_Written request_
Copy the lines that follow, keeping every character the same.

==========

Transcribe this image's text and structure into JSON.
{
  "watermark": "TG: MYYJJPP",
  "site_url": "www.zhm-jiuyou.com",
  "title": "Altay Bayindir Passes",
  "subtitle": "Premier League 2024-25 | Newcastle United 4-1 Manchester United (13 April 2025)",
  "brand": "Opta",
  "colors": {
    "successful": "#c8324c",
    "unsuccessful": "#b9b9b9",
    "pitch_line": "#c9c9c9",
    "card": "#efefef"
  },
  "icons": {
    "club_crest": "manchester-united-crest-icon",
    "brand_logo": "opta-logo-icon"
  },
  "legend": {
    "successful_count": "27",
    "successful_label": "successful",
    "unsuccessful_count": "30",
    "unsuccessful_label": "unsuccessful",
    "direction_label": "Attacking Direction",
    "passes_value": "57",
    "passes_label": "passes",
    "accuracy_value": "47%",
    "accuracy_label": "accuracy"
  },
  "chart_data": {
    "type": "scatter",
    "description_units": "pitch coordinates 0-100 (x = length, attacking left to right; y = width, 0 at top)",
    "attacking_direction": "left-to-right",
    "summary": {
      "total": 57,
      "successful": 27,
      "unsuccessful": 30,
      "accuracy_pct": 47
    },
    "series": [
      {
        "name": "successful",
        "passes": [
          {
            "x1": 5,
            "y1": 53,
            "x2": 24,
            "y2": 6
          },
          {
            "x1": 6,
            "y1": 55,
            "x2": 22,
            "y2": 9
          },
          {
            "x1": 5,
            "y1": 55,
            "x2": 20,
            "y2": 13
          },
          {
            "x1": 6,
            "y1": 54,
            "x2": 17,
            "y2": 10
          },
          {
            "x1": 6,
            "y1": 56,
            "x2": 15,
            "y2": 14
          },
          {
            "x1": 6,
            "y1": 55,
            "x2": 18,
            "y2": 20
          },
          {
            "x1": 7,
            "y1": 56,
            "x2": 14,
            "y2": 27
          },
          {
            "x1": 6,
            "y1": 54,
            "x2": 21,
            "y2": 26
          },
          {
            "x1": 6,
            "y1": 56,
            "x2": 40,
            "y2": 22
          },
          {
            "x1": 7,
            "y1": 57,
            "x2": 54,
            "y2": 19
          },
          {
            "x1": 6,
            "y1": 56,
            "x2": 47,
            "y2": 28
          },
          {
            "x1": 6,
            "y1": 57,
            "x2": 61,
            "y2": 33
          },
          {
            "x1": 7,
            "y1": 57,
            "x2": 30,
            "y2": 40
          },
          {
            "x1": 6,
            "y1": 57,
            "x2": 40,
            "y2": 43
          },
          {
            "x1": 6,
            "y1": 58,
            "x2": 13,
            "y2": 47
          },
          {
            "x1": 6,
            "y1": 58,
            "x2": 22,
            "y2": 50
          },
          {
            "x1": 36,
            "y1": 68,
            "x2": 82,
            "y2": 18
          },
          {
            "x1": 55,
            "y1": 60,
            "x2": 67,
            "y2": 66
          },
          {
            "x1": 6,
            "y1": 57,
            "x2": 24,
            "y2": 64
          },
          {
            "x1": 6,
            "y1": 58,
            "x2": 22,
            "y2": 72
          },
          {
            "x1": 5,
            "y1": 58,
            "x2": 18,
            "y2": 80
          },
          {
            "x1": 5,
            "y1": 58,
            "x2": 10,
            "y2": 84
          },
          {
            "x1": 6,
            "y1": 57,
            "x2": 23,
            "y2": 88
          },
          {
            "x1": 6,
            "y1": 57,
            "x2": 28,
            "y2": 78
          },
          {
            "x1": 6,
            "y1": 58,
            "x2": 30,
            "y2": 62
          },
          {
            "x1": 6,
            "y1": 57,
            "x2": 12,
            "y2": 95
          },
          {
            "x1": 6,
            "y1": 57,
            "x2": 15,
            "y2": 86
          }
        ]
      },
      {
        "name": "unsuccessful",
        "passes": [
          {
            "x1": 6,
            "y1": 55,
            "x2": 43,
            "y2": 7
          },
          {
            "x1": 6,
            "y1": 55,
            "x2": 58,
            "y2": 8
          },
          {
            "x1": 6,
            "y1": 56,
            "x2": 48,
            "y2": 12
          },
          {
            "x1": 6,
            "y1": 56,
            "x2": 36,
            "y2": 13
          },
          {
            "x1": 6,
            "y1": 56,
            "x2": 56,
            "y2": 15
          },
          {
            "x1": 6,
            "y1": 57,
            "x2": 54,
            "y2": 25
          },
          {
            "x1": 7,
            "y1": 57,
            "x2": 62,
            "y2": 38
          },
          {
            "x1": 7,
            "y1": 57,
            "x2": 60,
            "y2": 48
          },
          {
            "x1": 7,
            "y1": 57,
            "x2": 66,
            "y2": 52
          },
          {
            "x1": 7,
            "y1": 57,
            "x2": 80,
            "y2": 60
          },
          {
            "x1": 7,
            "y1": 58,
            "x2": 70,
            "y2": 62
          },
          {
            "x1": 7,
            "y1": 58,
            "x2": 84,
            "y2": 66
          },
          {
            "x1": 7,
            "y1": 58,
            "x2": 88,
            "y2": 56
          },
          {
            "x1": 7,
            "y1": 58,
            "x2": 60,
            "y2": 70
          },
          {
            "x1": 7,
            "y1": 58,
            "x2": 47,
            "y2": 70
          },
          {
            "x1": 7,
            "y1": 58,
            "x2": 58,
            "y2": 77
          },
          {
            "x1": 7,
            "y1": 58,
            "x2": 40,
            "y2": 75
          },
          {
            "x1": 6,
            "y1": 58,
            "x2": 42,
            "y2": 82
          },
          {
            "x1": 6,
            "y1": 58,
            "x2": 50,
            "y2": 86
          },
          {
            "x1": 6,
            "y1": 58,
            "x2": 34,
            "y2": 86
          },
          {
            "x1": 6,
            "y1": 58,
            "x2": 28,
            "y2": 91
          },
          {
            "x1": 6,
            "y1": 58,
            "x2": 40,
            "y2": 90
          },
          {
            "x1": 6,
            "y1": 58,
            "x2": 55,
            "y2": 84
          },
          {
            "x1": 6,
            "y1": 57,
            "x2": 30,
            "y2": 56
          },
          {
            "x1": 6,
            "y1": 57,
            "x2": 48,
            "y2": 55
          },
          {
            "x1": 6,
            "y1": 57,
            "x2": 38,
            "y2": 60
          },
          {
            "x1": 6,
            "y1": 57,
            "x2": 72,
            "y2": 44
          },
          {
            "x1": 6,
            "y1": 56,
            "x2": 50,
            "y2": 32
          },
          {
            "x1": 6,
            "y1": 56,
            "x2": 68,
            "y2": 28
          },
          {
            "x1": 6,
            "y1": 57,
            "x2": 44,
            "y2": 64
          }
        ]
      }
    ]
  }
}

==========

_Exercise result_
Transcribe this image's text and structure into JSON.
{
  "watermark": "TG: MYYJJPP",
  "site_url": "www.zhm-jiuyou.com",
  "title": "Altay Bayindir Passes",
  "subtitle": "Premier League 2024-25 | Newcastle United 4-1 Manchester United (13 April 2025)",
  "brand": "Opta",
  "colors": {
    "successful": "#c8324c",
    "unsuccessful": "#b9b9b9",
    "pitch_line": "#c9c9c9",
    "card": "#efefef"
  },
  "icons": {
    "club_crest": "manchester-united-crest-icon",
    "brand_logo": "opta-logo-icon"
  },
  "legend": {
    "successful_count": "27",
    "successful_label": "successful",
    "unsuccessful_count": "30",
    "unsuccessful_label": "unsuccessful",
    "direction_label": "Attacking Direction",
    "passes_value": "57",
    "passes_label": "passes",
    "accuracy_value": "47%",
    "accuracy_label": "accuracy"
  },
  "chart_data": {
    "type": "scatter",
    "description_units": "pitch coordinates 0-100 (x = length, attacking left to right; y = width, 0 at top)",
    "attacking_direction": "left-to-right",
    "summary": {
      "total": 57,
      "successful": 27,
      "unsuccessful": 30,
      "accuracy_pct": 47
    },
    "series": [
      {
        "name": "successful",
        "passes": [
          {
            "x1": 5,
            "y1": 53,
            "x2": 24,
            "y2": 6
          },
          {
            "x1": 6,
            "y1": 55,
            "x2": 22,
            "y2": 9
          },
          {
            "x1": 5,
            "y1": 55,
            "x2": 20,
            "y2": 13
          },
          {
            "x1": 6,
            "y1": 54,
            "x2": 17,
            "y2": 10
          },
          {
            "x1": 6,
            "y1": 56,
            "x2": 15,
            "y2": 14
          },
          {
            "x1": 6,
            "y1": 55,
            "x2": 18,
            "y2": 20
          },
          {
            "x1": 7,
            "y1": 56,
            "x2": 14,
            "y2": 27
          },
          {
            "x1": 6,
            "y1": 54,
            "x2": 21,
            "y2": 26
          },
          {
            "x1": 6,
            "y1": 56,
            "x2": 40,
            "y2": 22
          },
          {
            "x1": 7,
            "y1": 57,
            "x2": 54,
            "y2": 19
          },
          {
            "x1": 6,
            "y1": 56,
            "x2": 47,
            "y2": 28
          },
          {
            "x1": 6,
            "y1": 57,
            "x2": 61,
            "y2": 33
          },
          {
            "x1": 7,
            "y1": 57,
            "x2": 30,
            "y2": 40
          },
          {
            "x1": 6,
            "y1": 57,
            "x2": 40,
            "y2": 43
          },
          {
            "x1": 6,
            "y1": 58,
            "x2": 13,
            "y2": 47
          },
          {
            "x1": 6,
            "y1": 58,
            "x2": 22,
            "y2": 50
          },
          {
            "x1": 36,
            "y1": 68,
            "x2": 82,
            "y2": 18
          },
          {
            "x1": 55,
            "y1": 60,
            "x2": 67,
            "y2": 66
          },
          {
            "x1": 6,
            "y1": 57,
            "x2": 24,
            "y2": 64
          },
          {
            "x1": 6,
            "y1": 58,
            "x2": 22,
            "y2": 72
          },
          {
            "x1": 5,
            "y1": 58,
            "x2": 18,
            "y2": 80
          },
          {
            "x1": 5,
            "y1": 58,
            "x2": 10,
            "y2": 84
          },
          {
            "x1": 6,
            "y1": 57,
            "x2": 23,
            "y2": 88
          },
          {
            "x1": 6,
            "y1": 57,
            "x2": 28,
            "y2": 78
          },
          {
            "x1": 6,
            "y1": 58,
            "x2": 30,
            "y2": 62
          },
          {
            "x1": 6,
            "y1": 57,
            "x2": 12,
            "y2": 95
          },
          {
            "x1": 6,
            "y1": 57,
            "x2": 15,
            "y2": 86
          }
        ]
      },
      {
        "name": "unsuccessful",
        "passes": [
          {
            "x1": 6,
            "y1": 55,
            "x2": 43,
            "y2": 7
          },
          {
            "x1": 6,
            "y1": 55,
            "x2": 58,
            "y2": 8
          },
          {
            "x1": 6,
            "y1": 56,
            "x2": 48,
            "y2": 12
          },
          {
            "x1": 6,
            "y1": 56,
            "x2": 36,
            "y2": 13
          },
          {
            "x1": 6,
            "y1": 56,
            "x2": 56,
            "y2": 15
          },
          {
            "x1": 6,
            "y1": 57,
            "x2": 54,
            "y2": 25
          },
          {
            "x1": 7,
            "y1": 57,
            "x2": 62,
            "y2": 38
          },
          {
            "x1": 7,
            "y1": 57,
            "x2": 60,
            "y2": 48
          },
          {
            "x1": 7,
            "y1": 57,
            "x2": 66,
            "y2": 52
          },
          {
            "x1": 7,
            "y1": 57,
            "x2": 80,
            "y2": 60
          },
          {
            "x1": 7,
            "y1": 58,
            "x2": 70,
            "y2": 62
          },
          {
            "x1": 7,
            "y1": 58,
            "x2": 84,
            "y2": 66
          },
          {
            "x1": 7,
            "y1": 58,
            "x2": 88,
            "y2": 56
          },
          {
            "x1": 7,
            "y1": 58,
            "x2": 60,
            "y2": 70
          },
          {
            "x1": 7,
            "y1": 58,
            "x2": 47,
            "y2": 70
          },
          {
            "x1": 7,
            "y1": 58,
            "x2": 58,
            "y2": 77
          },
          {
            "x1": 7,
            "y1": 58,
            "x2": 40,
            "y2": 75
          },
          {
            "x1": 6,
            "y1": 58,
            "x2": 42,
            "y2": 82
          },
          {
            "x1": 6,
            "y1": 58,
            "x2": 50,
            "y2": 86
          },
          {
            "x1": 6,
            "y1": 58,
            "x2": 34,
            "y2": 86
          },
          {
            "x1": 6,
            "y1": 58,
            "x2": 28,
            "y2": 91
          },
          {
            "x1": 6,
            "y1": 58,
            "x2": 40,
            "y2": 90
          },
          {
            "x1": 6,
            "y1": 58,
            "x2": 55,
            "y2": 84
          },
          {
            "x1": 6,
            "y1": 57,
            "x2": 30,
            "y2": 56
          },
          {
            "x1": 6,
            "y1": 57,
            "x2": 48,
            "y2": 55
          },
          {
            "x1": 6,
            "y1": 57,
            "x2": 38,
            "y2": 60
          },
          {
            "x1": 6,
            "y1": 57,
            "x2": 72,
            "y2": 44
          },
          {
            "x1": 6,
            "y1": 56,
            "x2": 50,
            "y2": 32
          },
          {
            "x1": 6,
            "y1": 56,
            "x2": 68,
            "y2": 28
          },
          {
            "x1": 6,
            "y1": 57,
            "x2": 44,
            "y2": 64
          }
        ]
      }
    ]
  }
}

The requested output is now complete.